In the forum thread about heating a bearded dragon's vivarium, what temperature should the ceramic bulb be set to for night heating?

■ **Text**
## Start
The basking lamp needs to be on a dimmerstat, the ceramic is not needed at all.

Also, lamp cages are not needed for beardies, they arent like snakes that can raise themselves up and will wram round bulbs.
The bulb should not be able to be reached by the beardie at all, so whatever platforms/branches you have in there they should not be positioned in a way the beardie can them get to the bulb.
Cancel the order, save yourself money.

Rather than buying these extra bits like ceramic bulbs, cages, additional dimmers, set it up correctly with one UV light, one Heat lamp and one dimmerstat. Two timers in the wall, one for heat one for UV.
this is the most efficient and cost effective way and is perfectly suited to the bearded dragon.


----------



## dacons (Jul 9, 2012)

thanks for the advice but im gonna need night heating it gets pretty cold a night in my place it was 9 degrees at 5am the other day so wanna make sure he isnt getting to cold.
I have a reflector for the tube.
As for controlling it all together il have to have a think


----------



## Azastral (Jun 6, 2015)

dacons said:


> thanks for the advice but im gonna need night heating it gets pretty cold a night in my place it was 9 degrees at 5am the other day so wanna make sure he isnt getting to cold.
> I have a reflector for the tube.
> As for controlling it all together il have to have a think


In this case hook the ceramic up to a separate line, so it only comes on at night, set it to 18C and position the bulb in the centre of the vivarium with its own dimmerstat, probe positioned at the far end of the cool end.

Let the heatbulb control the viv during the day, ceramic is then purely to support temperatures at night.

Having both the ceramic and the heatlamp during the day will interfere with each other and it will cost more to run, the heat bulb needs to be on a dimmerstat or the viv will overheat unless you get a low wattage bulb, but the low wattage bulb will not be able to create the basking temps you need.


----------
## End
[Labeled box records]
## Start
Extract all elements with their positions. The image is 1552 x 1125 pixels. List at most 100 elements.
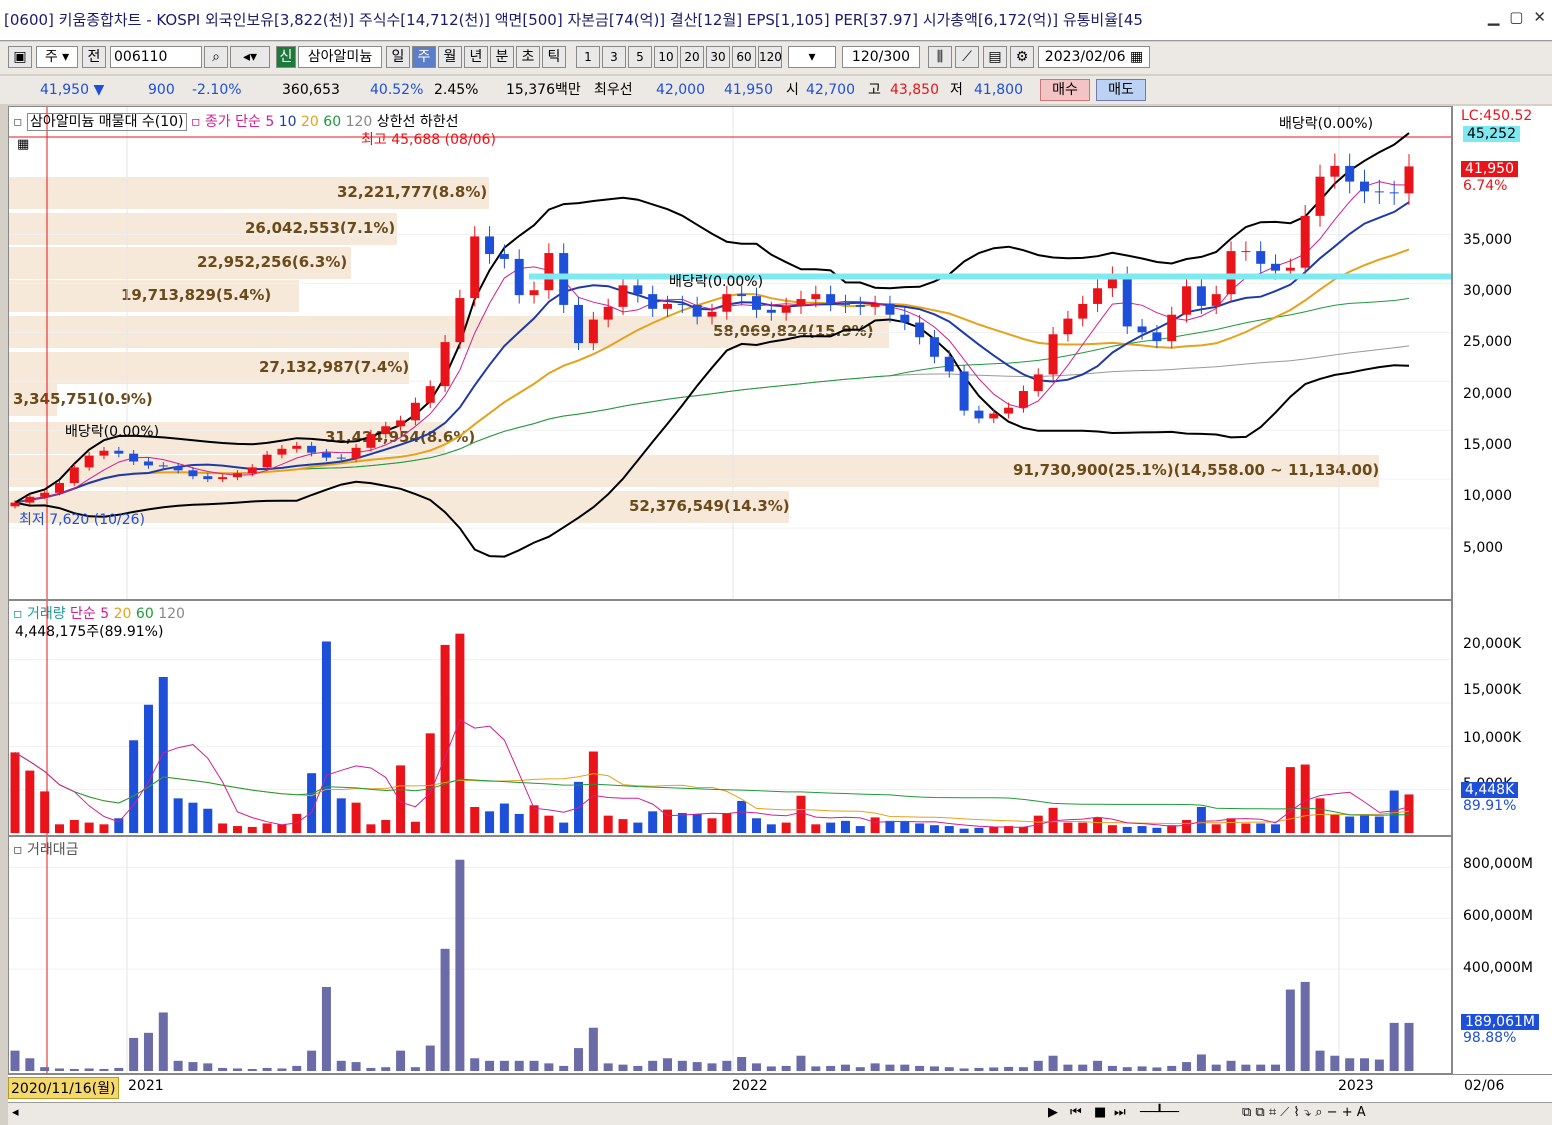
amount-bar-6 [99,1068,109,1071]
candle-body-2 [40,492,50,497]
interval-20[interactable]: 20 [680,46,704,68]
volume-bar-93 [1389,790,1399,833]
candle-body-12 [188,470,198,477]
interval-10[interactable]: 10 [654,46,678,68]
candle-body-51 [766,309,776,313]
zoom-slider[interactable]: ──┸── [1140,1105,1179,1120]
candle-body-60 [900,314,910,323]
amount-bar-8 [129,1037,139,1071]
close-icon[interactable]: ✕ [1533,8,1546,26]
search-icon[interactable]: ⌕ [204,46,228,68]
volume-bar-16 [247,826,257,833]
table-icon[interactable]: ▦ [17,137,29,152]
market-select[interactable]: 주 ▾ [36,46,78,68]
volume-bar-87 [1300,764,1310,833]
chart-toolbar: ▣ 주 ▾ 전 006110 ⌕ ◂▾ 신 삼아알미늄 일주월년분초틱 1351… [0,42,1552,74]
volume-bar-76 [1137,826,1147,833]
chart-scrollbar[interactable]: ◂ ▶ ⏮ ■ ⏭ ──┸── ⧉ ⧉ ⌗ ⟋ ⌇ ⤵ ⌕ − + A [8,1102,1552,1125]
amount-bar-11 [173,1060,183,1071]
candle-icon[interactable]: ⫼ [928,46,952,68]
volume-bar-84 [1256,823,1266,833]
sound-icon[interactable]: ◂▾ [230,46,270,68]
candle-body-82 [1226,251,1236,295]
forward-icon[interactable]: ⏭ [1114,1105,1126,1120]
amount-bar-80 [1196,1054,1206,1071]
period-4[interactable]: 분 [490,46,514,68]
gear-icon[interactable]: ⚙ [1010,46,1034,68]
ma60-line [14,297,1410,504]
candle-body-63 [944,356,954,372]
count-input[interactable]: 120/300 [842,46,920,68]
## End
■ **Response to this task**
18C